* _WHAT YOU NEED TO DO_
Would it be possible to write out each entry below exactly, without the pictures?

* _GIVEN RECORDS_
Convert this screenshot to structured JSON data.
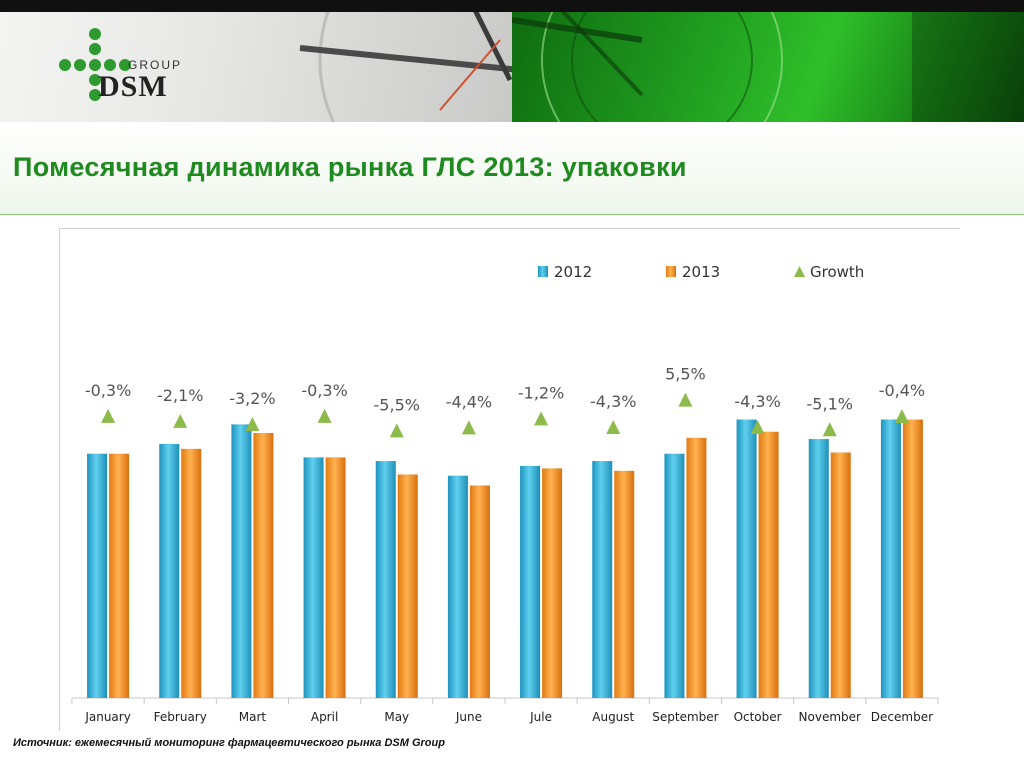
{
  "header": {
    "logo": {
      "top_text": "GROUP",
      "main_text": "DSM"
    },
    "title": "Помесячная динамика рынка ГЛС 2013: упаковки"
  },
  "chart_data": {
    "type": "bar",
    "categories": [
      "January",
      "February",
      "Mart",
      "April",
      "May",
      "June",
      "Jule",
      "August",
      "September",
      "October",
      "November",
      "December"
    ],
    "series": [
      {
        "name": "2012",
        "color": "#3bb7da",
        "values": [
          100,
          104,
          112,
          98.5,
          97,
          91,
          95,
          97,
          100,
          114,
          106,
          114
        ]
      },
      {
        "name": "2013",
        "color": "#f4962a",
        "values": [
          100,
          102,
          108.5,
          98.5,
          91.5,
          87,
          94,
          93,
          106.5,
          109,
          100.5,
          114
        ]
      },
      {
        "name": "Growth",
        "color": "#8dbb4b",
        "marker": "triangle",
        "labels": [
          "-0,3%",
          "-2,1%",
          "-3,2%",
          "-0,3%",
          "-5,5%",
          "-4,4%",
          "-1,2%",
          "-4,3%",
          "5,5%",
          "-4,3%",
          "-5,1%",
          "-0,4%"
        ],
        "values": [
          -0.3,
          -2.1,
          -3.2,
          -0.3,
          -5.5,
          -4.4,
          -1.2,
          -4.3,
          5.5,
          -4.3,
          -5.1,
          -0.4
        ]
      }
    ],
    "ylim": [
      0,
      140
    ],
    "grid": false,
    "legend_position": "top-right"
  },
  "footnote": "Источник: ежемесячный мониторинг фармацевтического рынка DSM Group"
}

* _SOLUTION FOR THIS PROBLEM_
Convert this screenshot to structured JSON data.
{
  "header": {
    "logo": {
      "top_text": "GROUP",
      "main_text": "DSM"
    },
    "title": "Помесячная динамика рынка ГЛС 2013: упаковки"
  },
  "chart_data": {
    "type": "bar",
    "categories": [
      "January",
      "February",
      "Mart",
      "April",
      "May",
      "June",
      "Jule",
      "August",
      "September",
      "October",
      "November",
      "December"
    ],
    "series": [
      {
        "name": "2012",
        "color": "#3bb7da",
        "values": [
          100,
          104,
          112,
          98.5,
          97,
          91,
          95,
          97,
          100,
          114,
          106,
          114
        ]
      },
      {
        "name": "2013",
        "color": "#f4962a",
        "values": [
          100,
          102,
          108.5,
          98.5,
          91.5,
          87,
          94,
          93,
          106.5,
          109,
          100.5,
          114
        ]
      },
      {
        "name": "Growth",
        "color": "#8dbb4b",
        "marker": "triangle",
        "labels": [
          "-0,3%",
          "-2,1%",
          "-3,2%",
          "-0,3%",
          "-5,5%",
          "-4,4%",
          "-1,2%",
          "-4,3%",
          "5,5%",
          "-4,3%",
          "-5,1%",
          "-0,4%"
        ],
        "values": [
          -0.3,
          -2.1,
          -3.2,
          -0.3,
          -5.5,
          -4.4,
          -1.2,
          -4.3,
          5.5,
          -4.3,
          -5.1,
          -0.4
        ]
      }
    ],
    "ylim": [
      0,
      140
    ],
    "grid": false,
    "legend_position": "top-right"
  },
  "footnote": "Источник: ежемесячный мониторинг фармацевтического рынка DSM Group"
}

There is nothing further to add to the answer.